Provided entries:
* * * * * * *
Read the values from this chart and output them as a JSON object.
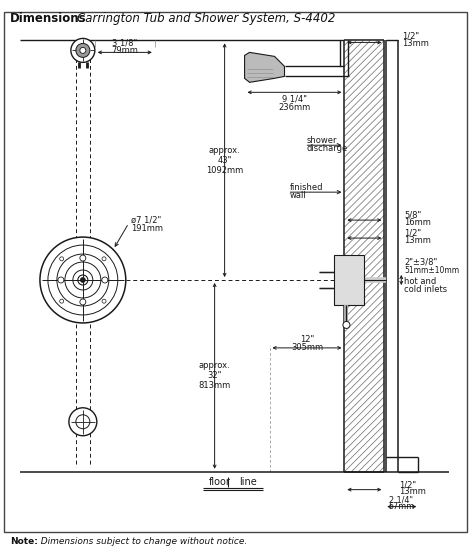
{
  "title_bold": "Dimensions",
  "title_italic": "Carrington Tub and Shower System, S-4402",
  "note_bold": "Note:",
  "note_italic": "  Dimensions subject to change without notice.",
  "bg_color": "#ffffff",
  "lc": "#1a1a1a",
  "gray": "#888888",
  "light_gray": "#cccccc",
  "wall_hatch_color": "#555555"
}
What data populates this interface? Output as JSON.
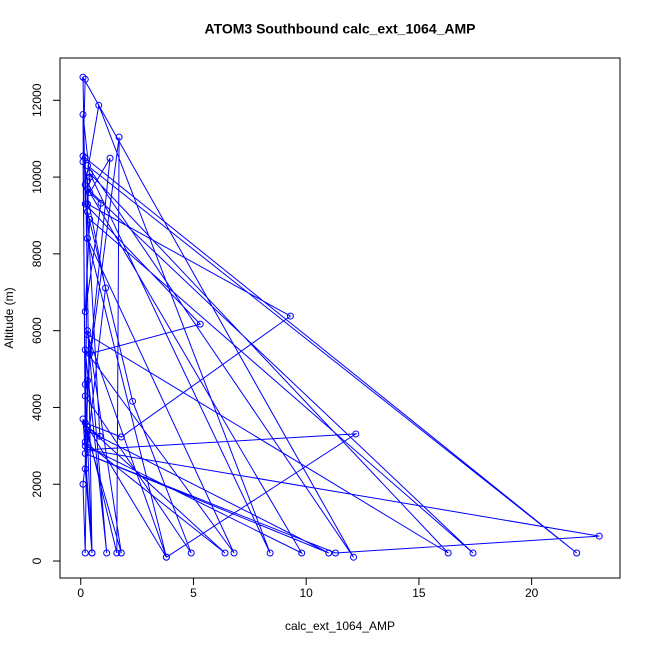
{
  "chart_data": {
    "type": "line",
    "title": "ATOM3 Southbound calc_ext_1064_AMP",
    "x_label": "calc_ext_1064_AMP",
    "y_label": "Altitude (m)",
    "color": "#0000ff",
    "x": [
      0.2,
      0.1,
      0.3,
      0.2,
      0.5,
      0.2,
      22,
      0.3,
      12.1,
      0.1,
      0.2,
      5.3,
      0.4,
      0.2,
      9.8,
      0.3,
      17.4,
      0.4,
      0.2,
      0.9,
      0.4,
      1.3,
      0.3,
      0.2,
      0.1,
      1.1,
      0.2,
      0.8,
      8.4,
      0.4,
      16.3,
      0.3,
      3.8,
      0.2,
      1.8,
      9.3,
      0.3,
      0.4,
      0.1,
      0.2,
      6.4,
      0.3,
      0.85,
      0.3,
      2.3,
      4.9,
      0.2,
      1.7,
      1.6,
      0.3,
      11.0,
      0.2,
      11.3,
      23,
      0.3,
      12.2,
      3.8,
      0.3,
      6.8,
      0.2,
      1.15,
      0.3,
      1.8,
      0.1,
      0.5,
      0.2,
      0.1
    ],
    "values": [
      12550,
      10400,
      9900,
      2400,
      210,
      10500,
      210,
      10300,
      100,
      12600,
      9300,
      6170,
      5400,
      3000,
      210,
      9700,
      210,
      8900,
      6500,
      9320,
      9600,
      10490,
      4700,
      210,
      2000,
      7110,
      9800,
      11870,
      210,
      10100,
      210,
      5900,
      100,
      3600,
      3230,
      6380,
      9300,
      10000,
      11630,
      3100,
      210,
      3500,
      3250,
      9100,
      4160,
      210,
      4300,
      11040,
      210,
      3400,
      210,
      2800,
      210,
      650,
      2900,
      3310,
      100,
      8400,
      210,
      5500,
      210,
      6000,
      210,
      3700,
      210,
      4600,
      10550
    ],
    "xlim": [
      -0.92,
      23.92
    ],
    "ylim": [
      -442,
      13102
    ],
    "xticks": [
      0,
      5,
      10,
      15,
      20
    ],
    "yticks": [
      0,
      2000,
      4000,
      6000,
      8000,
      10000,
      12000
    ]
  }
}
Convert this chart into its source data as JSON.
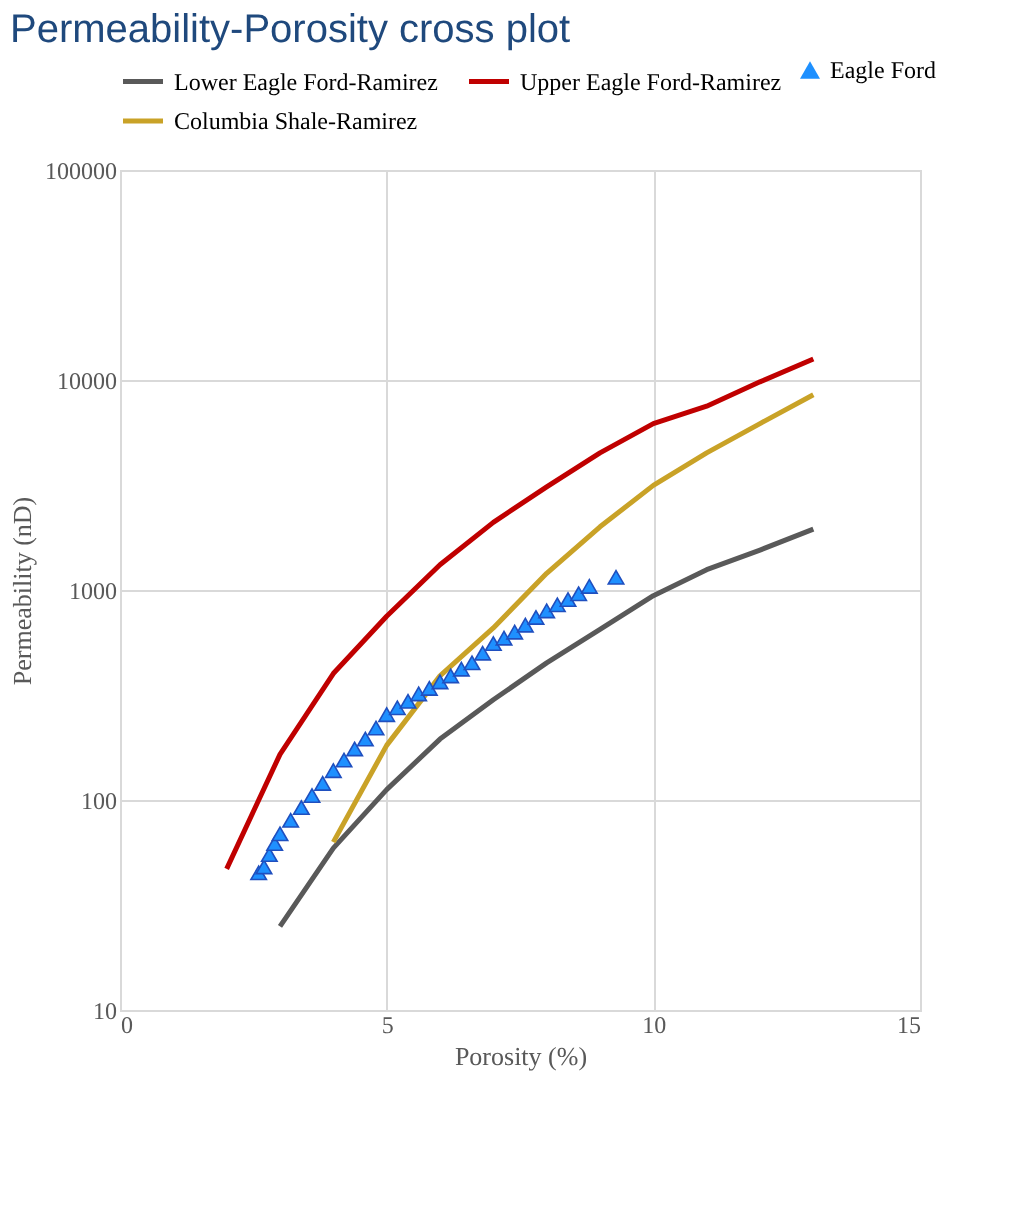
{
  "chart_data": {
    "type": "line",
    "title": "Permeability-Porosity cross plot",
    "xlabel": "Porosity (%)",
    "ylabel": "Permeability (nD)",
    "log": "y",
    "grid": true,
    "legend": "top",
    "xlim": [
      0,
      15
    ],
    "xticks": [
      0,
      5,
      10,
      15
    ],
    "ylim": [
      10,
      100000
    ],
    "yticks": [
      10,
      100,
      1000,
      10000,
      100000
    ],
    "series": [
      {
        "name": "Lower Eagle Ford-Ramirez",
        "color": "#595959",
        "x": [
          3,
          4,
          5,
          6,
          7,
          8,
          9,
          10,
          11,
          12,
          13
        ],
        "values": [
          25,
          59,
          112,
          195,
          300,
          450,
          650,
          940,
          1250,
          1550,
          1950
        ]
      },
      {
        "name": "Upper Eagle Ford-Ramirez",
        "color": "#c00000",
        "x": [
          2,
          3,
          4,
          5,
          6,
          7,
          8,
          9,
          10,
          11,
          12,
          13
        ],
        "values": [
          47,
          165,
          400,
          750,
          1320,
          2100,
          3100,
          4500,
          6200,
          7500,
          9800,
          12600
        ]
      },
      {
        "name": "Columbia Shale-Ramirez",
        "color": "#c9a227",
        "x": [
          4,
          5,
          6,
          7,
          8,
          9,
          10,
          11,
          12,
          13
        ],
        "values": [
          63,
          182,
          390,
          660,
          1200,
          2000,
          3150,
          4500,
          6200,
          8500
        ]
      },
      {
        "name": "Eagle Ford",
        "type": "scatter",
        "marker": "triangle",
        "color": "#1e90ff",
        "x": [
          2.6,
          2.7,
          2.8,
          2.9,
          3.0,
          3.2,
          3.4,
          3.6,
          3.8,
          4.0,
          4.2,
          4.4,
          4.6,
          4.8,
          5.0,
          5.2,
          5.4,
          5.6,
          5.8,
          6.0,
          6.2,
          6.4,
          6.6,
          6.8,
          7.0,
          7.2,
          7.4,
          7.6,
          7.8,
          8.0,
          8.2,
          8.4,
          8.6,
          8.8,
          9.3
        ],
        "values": [
          45,
          48,
          55,
          62,
          69,
          80,
          92,
          105,
          120,
          138,
          155,
          175,
          195,
          220,
          255,
          275,
          295,
          320,
          340,
          365,
          390,
          420,
          450,
          500,
          556,
          590,
          630,
          680,
          740,
          795,
          850,
          900,
          960,
          1040,
          1150
        ]
      }
    ]
  }
}
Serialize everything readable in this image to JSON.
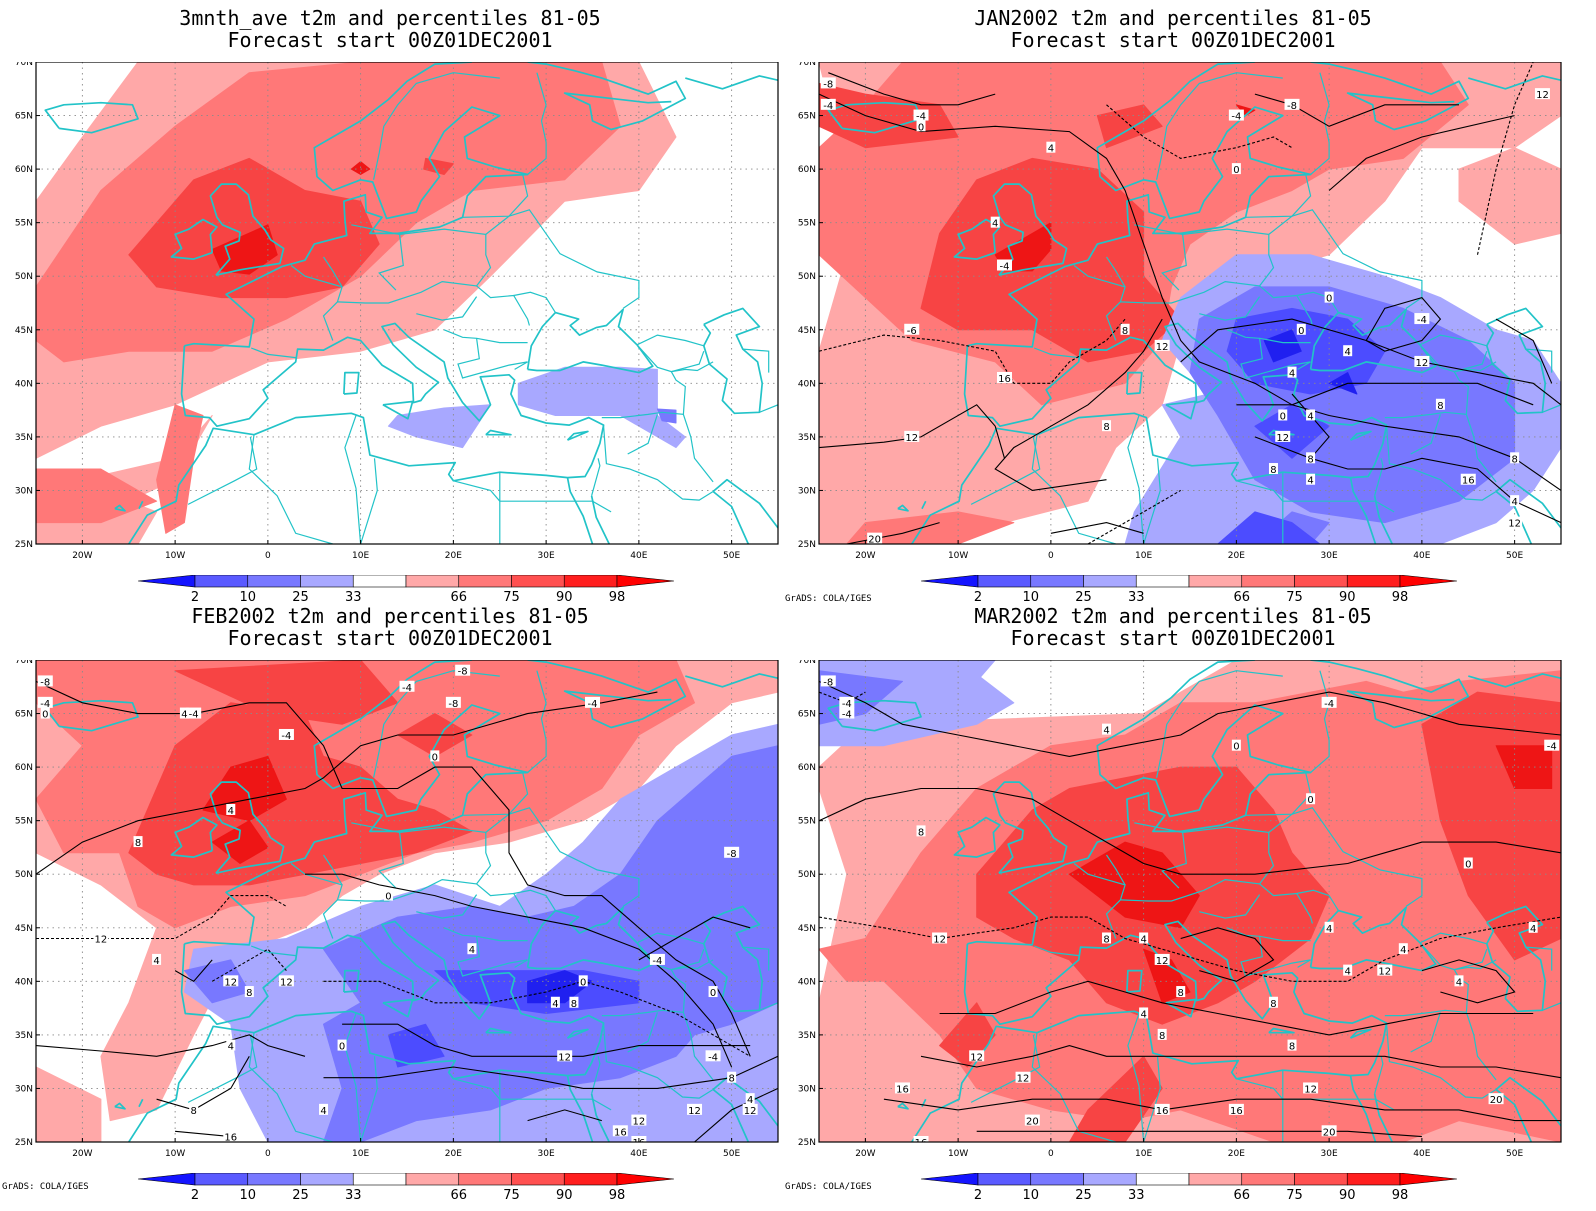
* * * * * * *
Job:
Gather every line from the entries above where the word "JSON" appears, and copy them.

Written response:
Read the values from this chart and output them as a JSON object.
What data populates this interface? Output as JSON.
Convert this chart into its source data as JSON.
Serialize everything readable in this image to JSON.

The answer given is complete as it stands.